EXERCISE GOAL: Find every line in the records below that holds the word "tumeurs", and copy each one.

TASK INPUT:
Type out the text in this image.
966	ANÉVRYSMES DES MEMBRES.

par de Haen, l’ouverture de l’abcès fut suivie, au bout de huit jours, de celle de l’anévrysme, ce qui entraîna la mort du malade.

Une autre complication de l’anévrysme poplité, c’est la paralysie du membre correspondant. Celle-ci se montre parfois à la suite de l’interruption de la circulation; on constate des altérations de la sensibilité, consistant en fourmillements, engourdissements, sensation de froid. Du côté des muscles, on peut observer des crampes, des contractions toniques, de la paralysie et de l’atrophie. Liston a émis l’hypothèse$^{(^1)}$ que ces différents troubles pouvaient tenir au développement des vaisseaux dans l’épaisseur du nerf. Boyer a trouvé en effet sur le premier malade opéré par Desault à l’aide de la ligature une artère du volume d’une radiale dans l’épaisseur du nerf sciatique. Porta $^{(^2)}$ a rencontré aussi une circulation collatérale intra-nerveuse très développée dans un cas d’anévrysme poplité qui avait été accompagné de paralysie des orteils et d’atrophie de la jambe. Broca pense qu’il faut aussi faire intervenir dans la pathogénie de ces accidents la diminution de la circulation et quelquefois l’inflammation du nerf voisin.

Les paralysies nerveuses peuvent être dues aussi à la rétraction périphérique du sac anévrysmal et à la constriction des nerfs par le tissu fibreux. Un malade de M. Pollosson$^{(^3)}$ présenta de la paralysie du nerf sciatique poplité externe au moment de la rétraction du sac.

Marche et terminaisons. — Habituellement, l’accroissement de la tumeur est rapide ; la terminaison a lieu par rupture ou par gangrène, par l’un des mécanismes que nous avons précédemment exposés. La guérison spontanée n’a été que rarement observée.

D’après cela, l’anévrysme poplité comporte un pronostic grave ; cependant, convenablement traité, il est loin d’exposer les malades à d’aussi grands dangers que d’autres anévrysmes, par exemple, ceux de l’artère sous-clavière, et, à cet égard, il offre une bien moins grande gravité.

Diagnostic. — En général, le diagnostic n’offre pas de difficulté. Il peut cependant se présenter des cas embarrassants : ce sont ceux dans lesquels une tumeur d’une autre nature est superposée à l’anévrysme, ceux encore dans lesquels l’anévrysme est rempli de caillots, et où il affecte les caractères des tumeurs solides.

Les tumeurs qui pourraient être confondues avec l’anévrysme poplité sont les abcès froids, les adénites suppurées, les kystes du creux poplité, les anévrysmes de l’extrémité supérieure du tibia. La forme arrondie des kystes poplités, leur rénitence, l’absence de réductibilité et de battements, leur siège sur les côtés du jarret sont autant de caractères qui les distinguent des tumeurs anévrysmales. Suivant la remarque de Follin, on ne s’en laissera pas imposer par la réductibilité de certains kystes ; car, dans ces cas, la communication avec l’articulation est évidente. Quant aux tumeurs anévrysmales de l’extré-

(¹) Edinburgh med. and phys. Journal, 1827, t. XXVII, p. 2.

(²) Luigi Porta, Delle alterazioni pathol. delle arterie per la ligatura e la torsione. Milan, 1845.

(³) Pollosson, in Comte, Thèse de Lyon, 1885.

THE OUTPUT:
Diagnostic. — En général, le diagnostic n’offre pas de difficulté. Il peut cependant se présenter des cas embarrassants : ce sont ceux dans lesquels une tumeur d’une autre nature est superposée à l’anévrysme, ceux encore dans lesquels l’anévrysme est rempli de caillots, et où il affecte les caractères des tumeurs solides.
Les tumeurs qui pourraient être confondues avec l’anévrysme poplité sont les abcès froids, les adénites suppurées, les kystes du creux poplité, les anévrysmes de l’extrémité supérieure du tibia. La forme arrondie des kystes poplités, leur rénitence, l’absence de réductibilité et de battements, leur siège sur les côtés du jarret sont autant de caractères qui les distinguent des tumeurs anévrysmales. Suivant la remarque de Follin, on ne s’en laissera pas imposer par la réductibilité de certains kystes ; car, dans ces cas, la communication avec l’articulation est évidente. Quant aux tumeurs anévrysmales de l’extré-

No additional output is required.